PROBLEM DESCRIPTION ▸
Answer these questions using the passage on object tracking below.
(a) On what are the results displayed?
(b) Why is 3D mapping performed?
(c) What does tracking maintain for each observable object over frame sequences?

GIVEN PASSAGE ▸

━━━

Object tracking is part of the proposed system which collects temporal and spatial information about the object under consideration from the video sequence. Semantic information such as trajectories of detected objects is obtained from motion tracking which is used as an input for 3D computation and mapping while displaying the results on Google Map. As the coordinates of video space and Google space are different, so in order to perform mapping among the two different spaces, 3D mapping is performed. Time-stamped glyph is generated to represent the semantic information on video and Google space.

2.1 Motion tracking and semantic event display

The importance of motion tracking in videos is undeniable since it is beneficial in many applications. Semantic video analysis [35, 36] is used for extracting only important information notably speed, type of vehicle, and trajectory and lane changing from the video. This information is automatically extracted, which is represented in terms of high level descriptors, indexing, searching, and retrieving the video content. Tracking involves the maintenance of appearance, velocity, and position of each observable object over frame sequences. Object detection is performed by linking each object to the most similar segment in consecutive frames of video.

━━━

INFORMATION SUPPLIED ▸
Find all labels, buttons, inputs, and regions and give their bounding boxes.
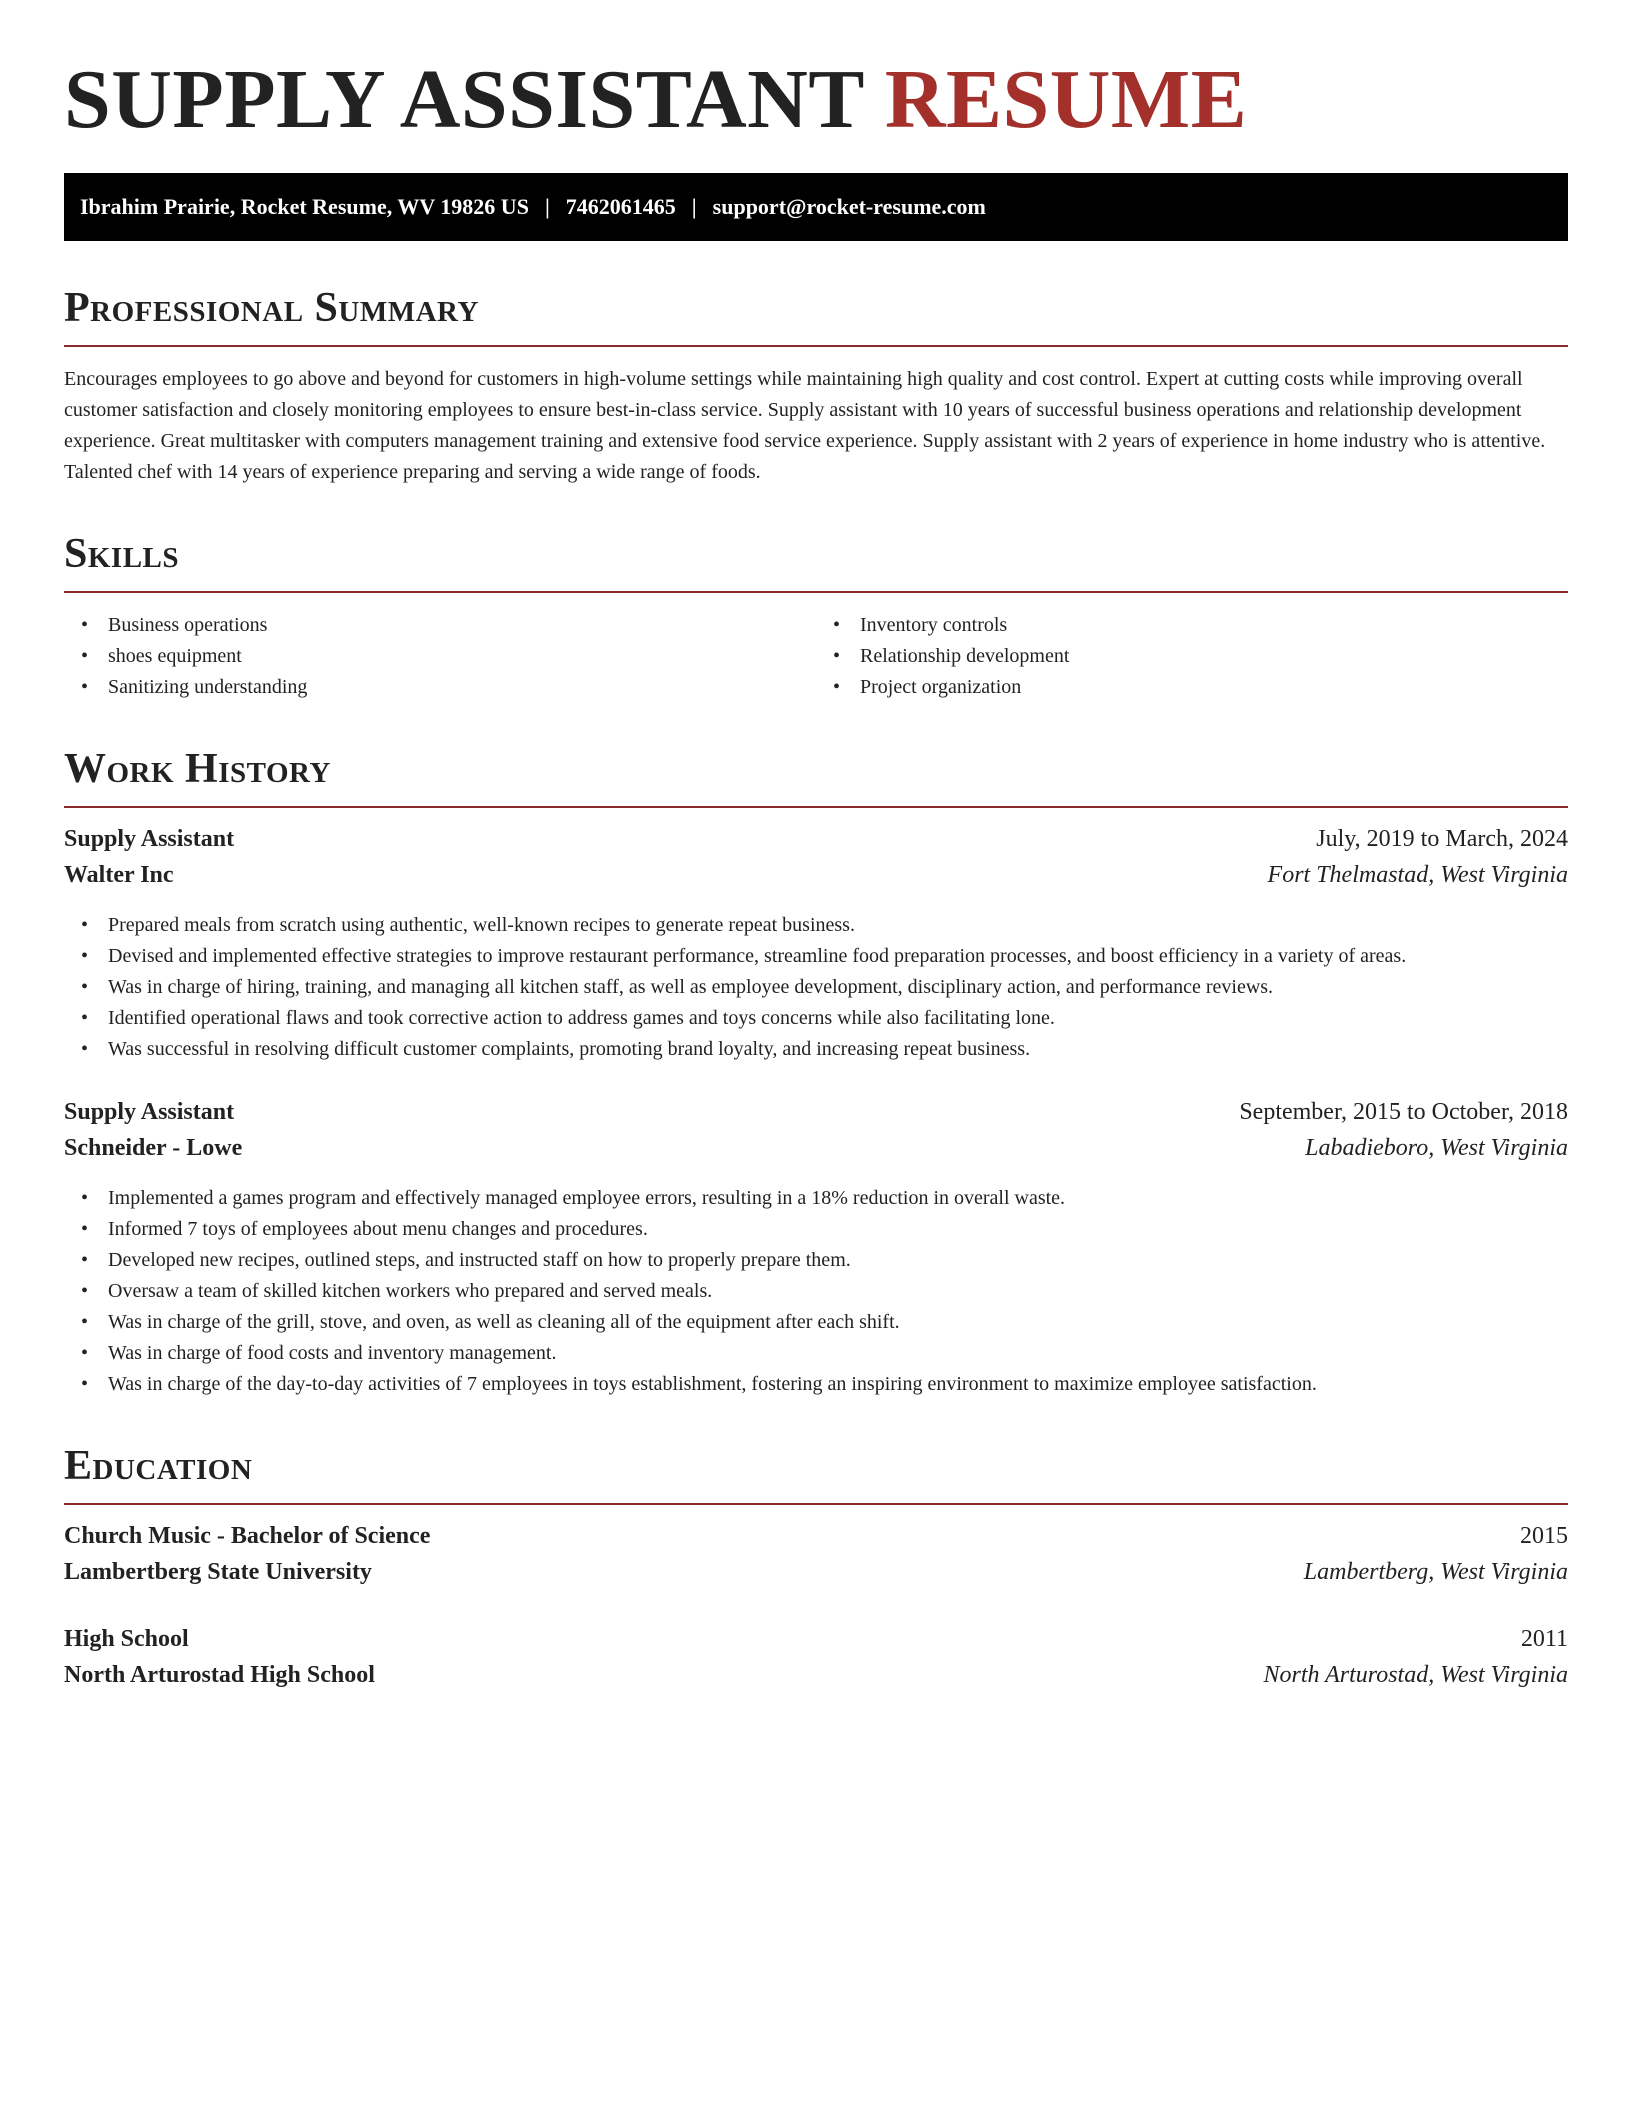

━━━

ANSWER FOR THE TASK ▸
(a) Google Map.
(b) The coordinates of video space and Google space are different, so 3D mapping is needed to map between the two spaces.
(c) Its appearance, velocity, and position.